# [Goal]
Copy out the listing in full, exactly as written, but not its pictures.

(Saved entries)
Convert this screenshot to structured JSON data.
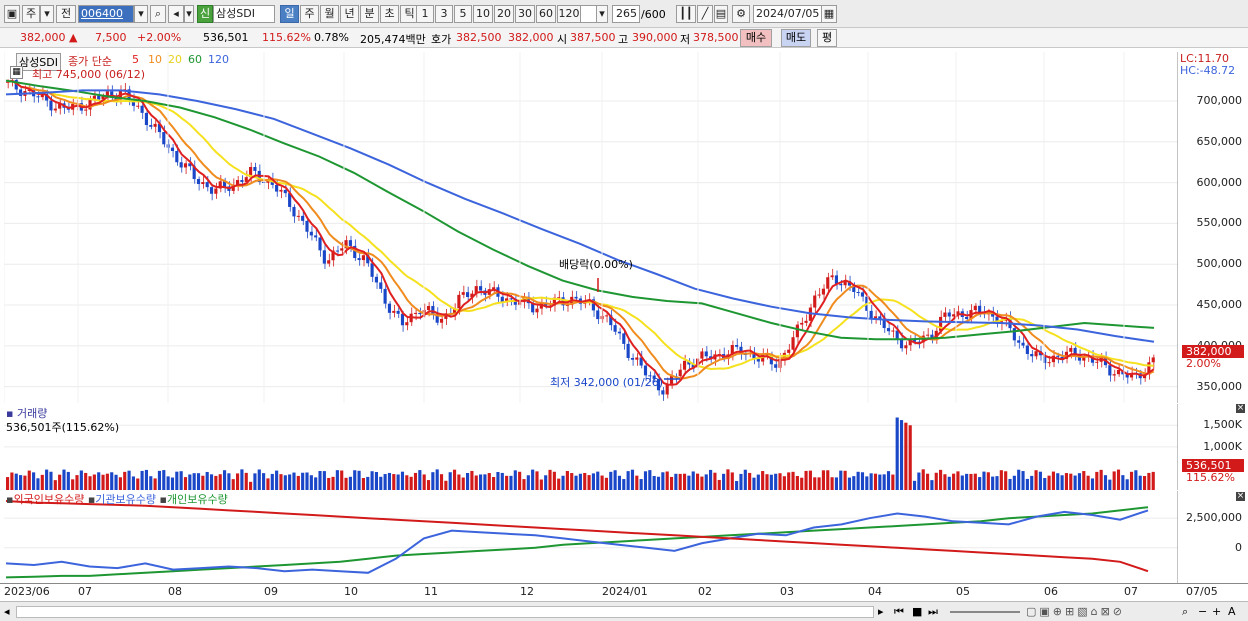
{
  "toolbar": {
    "market": "주",
    "prev": "전",
    "code": "006400",
    "name_badge": "신",
    "name": "삼성SDI",
    "periods": [
      "일",
      "주",
      "월",
      "년",
      "분",
      "초",
      "틱"
    ],
    "numbers": [
      "1",
      "3",
      "5",
      "10",
      "20",
      "30",
      "60",
      "120"
    ],
    "count": "265",
    "count_total": "/600",
    "date": "2024/07/05"
  },
  "info": {
    "price": "382,000",
    "arrow": "▲",
    "change": "7,500",
    "change_pct": "+2.00%",
    "volume": "536,501",
    "vol_ratio": "115.62%",
    "turnover": "0.78%",
    "amount": "205,474백만",
    "bid_label": "호가",
    "ask": "382,500",
    "bid": "382,000",
    "open_label": "시",
    "open": "387,500",
    "high_label": "고",
    "high": "390,000",
    "low_label": "저",
    "low": "378,500",
    "buy": "매수",
    "sell": "매도",
    "avg": "평"
  },
  "price_panel": {
    "name": "삼성SDI",
    "series_label": "종가 단순",
    "ma": [
      "5",
      "10",
      "20",
      "60",
      "120"
    ],
    "high_note": "최고 745,000 (06/12)",
    "low_note": "최저 342,000 (01/26)",
    "div_note": "배당락(0.00%)",
    "lc": "LC:11.70",
    "hc": "HC:-48.72",
    "price_tag": "382,000",
    "pct_tag": "2.00%"
  },
  "volume_panel": {
    "title": "거래량",
    "value": "536,501주(115.62%)",
    "tag": "536,501",
    "pct_tag": "115.62%"
  },
  "holding_panel": {
    "legend": [
      "외국인보유수량",
      "기관보유수량",
      "개인보유수량"
    ]
  },
  "colors": {
    "up": "#d21a1a",
    "down": "#1a46c8",
    "ma5": "#e02020",
    "ma10": "#f08c1e",
    "ma20": "#f5e11e",
    "ma60": "#1e9632",
    "ma120": "#3c64dc"
  },
  "chart_data": {
    "type": "line",
    "price_axis": {
      "ticks": [
        "700,000",
        "650,000",
        "600,000",
        "550,000",
        "500,000",
        "450,000",
        "400,000",
        "350,000"
      ],
      "ylim": [
        330000,
        760000
      ]
    },
    "volume_axis": {
      "ticks": [
        "1,500K",
        "1,000K"
      ]
    },
    "holding_axis": {
      "ticks": [
        "2,500,000",
        "0"
      ]
    },
    "x_labels": [
      "2023/06",
      "07",
      "08",
      "09",
      "10",
      "11",
      "12",
      "2024/01",
      "02",
      "03",
      "04",
      "05",
      "06",
      "07",
      "07/05"
    ],
    "close_path": {
      "name": "종가",
      "values": [
        720000,
        712000,
        700000,
        690000,
        695000,
        705000,
        712000,
        690000,
        660000,
        630000,
        605000,
        590000,
        598000,
        612000,
        600000,
        575000,
        540000,
        505000,
        525000,
        505000,
        460000,
        425000,
        448000,
        430000,
        455000,
        472000,
        462000,
        455000,
        448000,
        452000,
        458000,
        450000,
        430000,
        395000,
        365000,
        345000,
        378000,
        385000,
        390000,
        395000,
        385000,
        378000,
        415000,
        460000,
        485000,
        470000,
        440000,
        415000,
        400000,
        412000,
        438000,
        440000,
        442000,
        430000,
        400000,
        382000,
        388000,
        390000,
        380000,
        368000,
        360000,
        382000
      ]
    },
    "ma60": {
      "name": "60",
      "values": [
        725000,
        718000,
        712000,
        705000,
        700000,
        692000,
        680000,
        665000,
        648000,
        632000,
        612000,
        588000,
        565000,
        540000,
        518000,
        498000,
        480000,
        468000,
        460000,
        455000,
        452000,
        440000,
        428000,
        418000,
        410000,
        408000,
        408000,
        410000,
        414000,
        418000,
        423000,
        428000,
        425000,
        422000
      ]
    },
    "ma120": {
      "name": "120",
      "values": [
        708000,
        710000,
        713000,
        713000,
        708000,
        700000,
        690000,
        678000,
        660000,
        642000,
        622000,
        600000,
        580000,
        562000,
        543000,
        525000,
        505000,
        488000,
        470000,
        458000,
        448000,
        440000,
        435000,
        432000,
        430000,
        429000,
        428000,
        425000,
        420000,
        412000,
        405000
      ]
    },
    "foreign_holding": {
      "name": "외국인보유수량",
      "values": [
        100,
        98,
        97,
        96,
        95,
        94,
        92,
        90,
        88,
        86,
        84,
        82,
        80,
        78,
        76,
        74,
        72,
        70,
        68,
        66,
        64,
        62,
        60,
        58,
        56,
        54,
        52,
        50,
        48,
        46,
        44,
        42,
        40,
        38,
        36,
        34,
        32,
        30,
        28,
        26,
        22,
        10
      ]
    },
    "institution_holding": {
      "name": "기관보유수량",
      "values": [
        20,
        18,
        22,
        16,
        14,
        20,
        12,
        14,
        16,
        14,
        10,
        12,
        10,
        8,
        26,
        52,
        62,
        60,
        58,
        56,
        52,
        48,
        44,
        40,
        36,
        46,
        52,
        58,
        56,
        66,
        70,
        78,
        84,
        80,
        74,
        72,
        70,
        80,
        86,
        82,
        76,
        88
      ]
    },
    "individual_holding": {
      "name": "개인보유수량",
      "values": [
        2,
        3,
        4,
        4,
        6,
        8,
        10,
        12,
        14,
        16,
        18,
        20,
        22,
        26,
        30,
        32,
        34,
        36,
        38,
        40,
        44,
        46,
        48,
        50,
        52,
        54,
        56,
        58,
        60,
        62,
        64,
        66,
        68,
        70,
        72,
        74,
        78,
        80,
        82,
        84,
        88,
        92
      ]
    }
  }
}
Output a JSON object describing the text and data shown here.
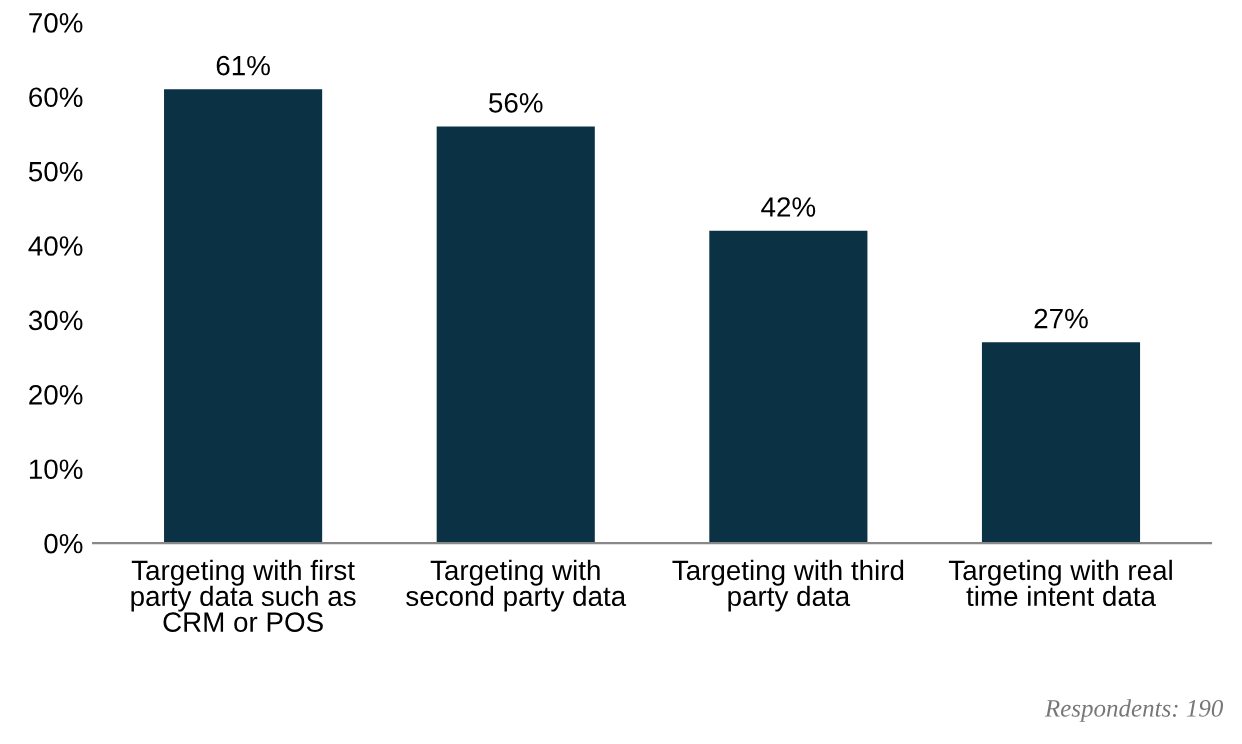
{
  "chart_data": {
    "type": "bar",
    "categories": [
      "Targeting with first\nparty data such as\nCRM or POS",
      "Targeting with\nsecond party data",
      "Targeting with third\nparty data",
      "Targeting with real\ntime intent data"
    ],
    "values": [
      61,
      56,
      42,
      27
    ],
    "value_labels": [
      "61%",
      "56%",
      "42%",
      "27%"
    ],
    "color": "#0b3244",
    "ylim": [
      0,
      70
    ],
    "yticks": [
      {
        "value": 0,
        "label": "0%"
      },
      {
        "value": 10,
        "label": "10%"
      },
      {
        "value": 20,
        "label": "20%"
      },
      {
        "value": 30,
        "label": "30%"
      },
      {
        "value": 40,
        "label": "40%"
      },
      {
        "value": 50,
        "label": "50%"
      },
      {
        "value": 60,
        "label": "60%"
      },
      {
        "value": 70,
        "label": "70%"
      }
    ],
    "grid": false,
    "legend": false,
    "annotations": [
      "Respondents: 190"
    ]
  }
}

# [Exercise result]
Convert this screenshot to structured JSON data.
{
  "toolbar": {
    "market": "주",
    "prev": "전",
    "code": "006400",
    "name_badge": "신",
    "name": "삼성SDI",
    "periods": [
      "일",
      "주",
      "월",
      "년",
      "분",
      "초",
      "틱"
    ],
    "numbers": [
      "1",
      "3",
      "5",
      "10",
      "20",
      "30",
      "60",
      "120"
    ],
    "count": "265",
    "count_total": "/600",
    "date": "2024/07/05"
  },
  "info": {
    "price": "382,000",
    "arrow": "▲",
    "change": "7,500",
    "change_pct": "+2.00%",
    "volume": "536,501",
    "vol_ratio": "115.62%",
    "turnover": "0.78%",
    "amount": "205,474백만",
    "bid_label": "호가",
    "ask": "382,500",
    "bid": "382,000",
    "open_label": "시",
    "open": "387,500",
    "high_label": "고",
    "high": "390,000",
    "low_label": "저",
    "low": "378,500",
    "buy": "매수",
    "sell": "매도",
    "avg": "평"
  },
  "price_panel": {
    "name": "삼성SDI",
    "series_label": "종가 단순",
    "ma": [
      "5",
      "10",
      "20",
      "60",
      "120"
    ],
    "high_note": "최고 745,000 (06/12)",
    "low_note": "최저 342,000 (01/26)",
    "div_note": "배당락(0.00%)",
    "lc": "LC:11.70",
    "hc": "HC:-48.72",
    "price_tag": "382,000",
    "pct_tag": "2.00%"
  },
  "volume_panel": {
    "title": "거래량",
    "value": "536,501주(115.62%)",
    "tag": "536,501",
    "pct_tag": "115.62%"
  },
  "holding_panel": {
    "legend": [
      "외국인보유수량",
      "기관보유수량",
      "개인보유수량"
    ]
  },
  "colors": {
    "up": "#d21a1a",
    "down": "#1a46c8",
    "ma5": "#e02020",
    "ma10": "#f08c1e",
    "ma20": "#f5e11e",
    "ma60": "#1e9632",
    "ma120": "#3c64dc"
  },
  "chart_data": {
    "type": "line",
    "price_axis": {
      "ticks": [
        "700,000",
        "650,000",
        "600,000",
        "550,000",
        "500,000",
        "450,000",
        "400,000",
        "350,000"
      ],
      "ylim": [
        330000,
        760000
      ]
    },
    "volume_axis": {
      "ticks": [
        "1,500K",
        "1,000K"
      ]
    },
    "holding_axis": {
      "ticks": [
        "2,500,000",
        "0"
      ]
    },
    "x_labels": [
      "2023/06",
      "07",
      "08",
      "09",
      "10",
      "11",
      "12",
      "2024/01",
      "02",
      "03",
      "04",
      "05",
      "06",
      "07",
      "07/05"
    ],
    "close_path": {
      "name": "종가",
      "values": [
        720000,
        712000,
        700000,
        690000,
        695000,
        705000,
        712000,
        690000,
        660000,
        630000,
        605000,
        590000,
        598000,
        612000,
        600000,
        575000,
        540000,
        505000,
        525000,
        505000,
        460000,
        425000,
        448000,
        430000,
        455000,
        472000,
        462000,
        455000,
        448000,
        452000,
        458000,
        450000,
        430000,
        395000,
        365000,
        345000,
        378000,
        385000,
        390000,
        395000,
        385000,
        378000,
        415000,
        460000,
        485000,
        470000,
        440000,
        415000,
        400000,
        412000,
        438000,
        440000,
        442000,
        430000,
        400000,
        382000,
        388000,
        390000,
        380000,
        368000,
        360000,
        382000
      ]
    },
    "ma60": {
      "name": "60",
      "values": [
        725000,
        718000,
        712000,
        705000,
        700000,
        692000,
        680000,
        665000,
        648000,
        632000,
        612000,
        588000,
        565000,
        540000,
        518000,
        498000,
        480000,
        468000,
        460000,
        455000,
        452000,
        440000,
        428000,
        418000,
        410000,
        408000,
        408000,
        410000,
        414000,
        418000,
        423000,
        428000,
        425000,
        422000
      ]
    },
    "ma120": {
      "name": "120",
      "values": [
        708000,
        710000,
        713000,
        713000,
        708000,
        700000,
        690000,
        678000,
        660000,
        642000,
        622000,
        600000,
        580000,
        562000,
        543000,
        525000,
        505000,
        488000,
        470000,
        458000,
        448000,
        440000,
        435000,
        432000,
        430000,
        429000,
        428000,
        425000,
        420000,
        412000,
        405000
      ]
    },
    "foreign_holding": {
      "name": "외국인보유수량",
      "values": [
        100,
        98,
        97,
        96,
        95,
        94,
        92,
        90,
        88,
        86,
        84,
        82,
        80,
        78,
        76,
        74,
        72,
        70,
        68,
        66,
        64,
        62,
        60,
        58,
        56,
        54,
        52,
        50,
        48,
        46,
        44,
        42,
        40,
        38,
        36,
        34,
        32,
        30,
        28,
        26,
        22,
        10
      ]
    },
    "institution_holding": {
      "name": "기관보유수량",
      "values": [
        20,
        18,
        22,
        16,
        14,
        20,
        12,
        14,
        16,
        14,
        10,
        12,
        10,
        8,
        26,
        52,
        62,
        60,
        58,
        56,
        52,
        48,
        44,
        40,
        36,
        46,
        52,
        58,
        56,
        66,
        70,
        78,
        84,
        80,
        74,
        72,
        70,
        80,
        86,
        82,
        76,
        88
      ]
    },
    "individual_holding": {
      "name": "개인보유수량",
      "values": [
        2,
        3,
        4,
        4,
        6,
        8,
        10,
        12,
        14,
        16,
        18,
        20,
        22,
        26,
        30,
        32,
        34,
        36,
        38,
        40,
        44,
        46,
        48,
        50,
        52,
        54,
        56,
        58,
        60,
        62,
        64,
        66,
        68,
        70,
        72,
        74,
        78,
        80,
        82,
        84,
        88,
        92
      ]
    }
  }
}
Output a JSON object describing the text and data shown here.
{
  "chart_data": {
    "type": "bar",
    "categories": [
      "Targeting with first\nparty data such as\nCRM or POS",
      "Targeting with\nsecond party data",
      "Targeting with third\nparty data",
      "Targeting with real\ntime intent data"
    ],
    "values": [
      61,
      56,
      42,
      27
    ],
    "value_labels": [
      "61%",
      "56%",
      "42%",
      "27%"
    ],
    "color": "#0b3244",
    "ylim": [
      0,
      70
    ],
    "yticks": [
      {
        "value": 0,
        "label": "0%"
      },
      {
        "value": 10,
        "label": "10%"
      },
      {
        "value": 20,
        "label": "20%"
      },
      {
        "value": 30,
        "label": "30%"
      },
      {
        "value": 40,
        "label": "40%"
      },
      {
        "value": 50,
        "label": "50%"
      },
      {
        "value": 60,
        "label": "60%"
      },
      {
        "value": 70,
        "label": "70%"
      }
    ],
    "grid": false,
    "legend": false,
    "annotations": [
      "Respondents: 190"
    ]
  }
}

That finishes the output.